* _GOAL OF THE EXERCISE_: Nothing should be left out: output all of the entries exactly.

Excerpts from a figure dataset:
———

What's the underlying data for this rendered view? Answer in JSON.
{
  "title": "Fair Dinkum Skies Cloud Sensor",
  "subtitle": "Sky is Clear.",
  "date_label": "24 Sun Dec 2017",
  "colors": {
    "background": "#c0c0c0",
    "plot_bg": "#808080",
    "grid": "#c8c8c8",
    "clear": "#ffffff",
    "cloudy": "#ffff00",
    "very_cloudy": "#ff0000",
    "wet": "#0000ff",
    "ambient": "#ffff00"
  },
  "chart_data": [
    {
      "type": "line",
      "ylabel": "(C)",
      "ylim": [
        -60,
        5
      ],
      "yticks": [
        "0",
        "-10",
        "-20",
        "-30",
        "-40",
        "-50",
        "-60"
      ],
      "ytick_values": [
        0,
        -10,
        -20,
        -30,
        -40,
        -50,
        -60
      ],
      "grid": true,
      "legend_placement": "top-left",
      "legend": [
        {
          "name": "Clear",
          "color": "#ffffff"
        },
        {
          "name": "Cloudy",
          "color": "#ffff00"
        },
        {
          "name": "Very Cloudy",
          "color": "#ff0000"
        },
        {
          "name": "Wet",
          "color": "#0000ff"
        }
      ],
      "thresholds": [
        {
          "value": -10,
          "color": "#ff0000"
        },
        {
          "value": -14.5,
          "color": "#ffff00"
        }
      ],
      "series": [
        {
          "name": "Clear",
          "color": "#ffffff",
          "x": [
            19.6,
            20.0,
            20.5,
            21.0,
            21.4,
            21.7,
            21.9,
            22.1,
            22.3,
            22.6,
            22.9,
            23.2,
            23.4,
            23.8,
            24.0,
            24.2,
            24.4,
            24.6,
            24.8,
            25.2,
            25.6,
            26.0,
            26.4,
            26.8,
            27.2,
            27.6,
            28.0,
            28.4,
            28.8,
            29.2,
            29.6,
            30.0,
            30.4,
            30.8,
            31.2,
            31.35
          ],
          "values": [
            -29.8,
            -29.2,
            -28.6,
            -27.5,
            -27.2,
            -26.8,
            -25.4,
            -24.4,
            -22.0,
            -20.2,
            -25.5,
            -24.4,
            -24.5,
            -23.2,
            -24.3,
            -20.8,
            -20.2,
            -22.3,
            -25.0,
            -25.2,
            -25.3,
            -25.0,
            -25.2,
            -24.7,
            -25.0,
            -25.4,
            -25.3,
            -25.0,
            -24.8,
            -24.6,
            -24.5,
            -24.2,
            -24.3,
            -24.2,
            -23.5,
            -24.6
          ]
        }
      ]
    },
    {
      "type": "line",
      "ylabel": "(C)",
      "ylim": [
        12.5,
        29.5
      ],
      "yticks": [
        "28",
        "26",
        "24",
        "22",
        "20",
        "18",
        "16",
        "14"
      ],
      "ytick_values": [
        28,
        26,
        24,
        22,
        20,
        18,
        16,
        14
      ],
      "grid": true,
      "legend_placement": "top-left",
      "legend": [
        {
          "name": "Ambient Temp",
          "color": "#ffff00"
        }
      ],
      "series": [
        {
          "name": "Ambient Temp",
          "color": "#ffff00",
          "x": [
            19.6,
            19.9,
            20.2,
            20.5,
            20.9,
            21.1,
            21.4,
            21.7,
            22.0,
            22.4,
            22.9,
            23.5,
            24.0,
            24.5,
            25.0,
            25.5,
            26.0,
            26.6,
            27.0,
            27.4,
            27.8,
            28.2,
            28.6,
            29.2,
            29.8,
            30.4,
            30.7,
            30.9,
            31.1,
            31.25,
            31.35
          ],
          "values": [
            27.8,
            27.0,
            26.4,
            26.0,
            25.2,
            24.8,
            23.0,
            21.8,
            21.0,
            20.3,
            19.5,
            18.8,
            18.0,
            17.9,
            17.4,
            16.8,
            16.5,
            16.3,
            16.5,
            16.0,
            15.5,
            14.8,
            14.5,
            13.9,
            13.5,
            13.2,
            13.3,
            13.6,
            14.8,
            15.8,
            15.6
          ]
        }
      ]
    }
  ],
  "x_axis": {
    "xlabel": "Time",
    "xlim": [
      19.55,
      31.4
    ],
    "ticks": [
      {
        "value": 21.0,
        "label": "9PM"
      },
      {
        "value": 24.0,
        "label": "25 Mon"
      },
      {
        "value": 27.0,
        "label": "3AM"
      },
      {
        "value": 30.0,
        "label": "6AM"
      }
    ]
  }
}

———

* _SOLUTION TO THIS TASK_:
What's the underlying data for this rendered view? Answer in JSON.
{
  "title": "Fair Dinkum Skies Cloud Sensor",
  "subtitle": "Sky is Clear.",
  "date_label": "24 Sun Dec 2017",
  "colors": {
    "background": "#c0c0c0",
    "plot_bg": "#808080",
    "grid": "#c8c8c8",
    "clear": "#ffffff",
    "cloudy": "#ffff00",
    "very_cloudy": "#ff0000",
    "wet": "#0000ff",
    "ambient": "#ffff00"
  },
  "chart_data": [
    {
      "type": "line",
      "ylabel": "(C)",
      "ylim": [
        -60,
        5
      ],
      "yticks": [
        "0",
        "-10",
        "-20",
        "-30",
        "-40",
        "-50",
        "-60"
      ],
      "ytick_values": [
        0,
        -10,
        -20,
        -30,
        -40,
        -50,
        -60
      ],
      "grid": true,
      "legend_placement": "top-left",
      "legend": [
        {
          "name": "Clear",
          "color": "#ffffff"
        },
        {
          "name": "Cloudy",
          "color": "#ffff00"
        },
        {
          "name": "Very Cloudy",
          "color": "#ff0000"
        },
        {
          "name": "Wet",
          "color": "#0000ff"
        }
      ],
      "thresholds": [
        {
          "value": -10,
          "color": "#ff0000"
        },
        {
          "value": -14.5,
          "color": "#ffff00"
        }
      ],
      "series": [
        {
          "name": "Clear",
          "color": "#ffffff",
          "x": [
            19.6,
            20.0,
            20.5,
            21.0,
            21.4,
            21.7,
            21.9,
            22.1,
            22.3,
            22.6,
            22.9,
            23.2,
            23.4,
            23.8,
            24.0,
            24.2,
            24.4,
            24.6,
            24.8,
            25.2,
            25.6,
            26.0,
            26.4,
            26.8,
            27.2,
            27.6,
            28.0,
            28.4,
            28.8,
            29.2,
            29.6,
            30.0,
            30.4,
            30.8,
            31.2,
            31.35
          ],
          "values": [
            -29.8,
            -29.2,
            -28.6,
            -27.5,
            -27.2,
            -26.8,
            -25.4,
            -24.4,
            -22.0,
            -20.2,
            -25.5,
            -24.4,
            -24.5,
            -23.2,
            -24.3,
            -20.8,
            -20.2,
            -22.3,
            -25.0,
            -25.2,
            -25.3,
            -25.0,
            -25.2,
            -24.7,
            -25.0,
            -25.4,
            -25.3,
            -25.0,
            -24.8,
            -24.6,
            -24.5,
            -24.2,
            -24.3,
            -24.2,
            -23.5,
            -24.6
          ]
        }
      ]
    },
    {
      "type": "line",
      "ylabel": "(C)",
      "ylim": [
        12.5,
        29.5
      ],
      "yticks": [
        "28",
        "26",
        "24",
        "22",
        "20",
        "18",
        "16",
        "14"
      ],
      "ytick_values": [
        28,
        26,
        24,
        22,
        20,
        18,
        16,
        14
      ],
      "grid": true,
      "legend_placement": "top-left",
      "legend": [
        {
          "name": "Ambient Temp",
          "color": "#ffff00"
        }
      ],
      "series": [
        {
          "name": "Ambient Temp",
          "color": "#ffff00",
          "x": [
            19.6,
            19.9,
            20.2,
            20.5,
            20.9,
            21.1,
            21.4,
            21.7,
            22.0,
            22.4,
            22.9,
            23.5,
            24.0,
            24.5,
            25.0,
            25.5,
            26.0,
            26.6,
            27.0,
            27.4,
            27.8,
            28.2,
            28.6,
            29.2,
            29.8,
            30.4,
            30.7,
            30.9,
            31.1,
            31.25,
            31.35
          ],
          "values": [
            27.8,
            27.0,
            26.4,
            26.0,
            25.2,
            24.8,
            23.0,
            21.8,
            21.0,
            20.3,
            19.5,
            18.8,
            18.0,
            17.9,
            17.4,
            16.8,
            16.5,
            16.3,
            16.5,
            16.0,
            15.5,
            14.8,
            14.5,
            13.9,
            13.5,
            13.2,
            13.3,
            13.6,
            14.8,
            15.8,
            15.6
          ]
        }
      ]
    }
  ],
  "x_axis": {
    "xlabel": "Time",
    "xlim": [
      19.55,
      31.4
    ],
    "ticks": [
      {
        "value": 21.0,
        "label": "9PM"
      },
      {
        "value": 24.0,
        "label": "25 Mon"
      },
      {
        "value": 27.0,
        "label": "3AM"
      },
      {
        "value": 30.0,
        "label": "6AM"
      }
    ]
  }
}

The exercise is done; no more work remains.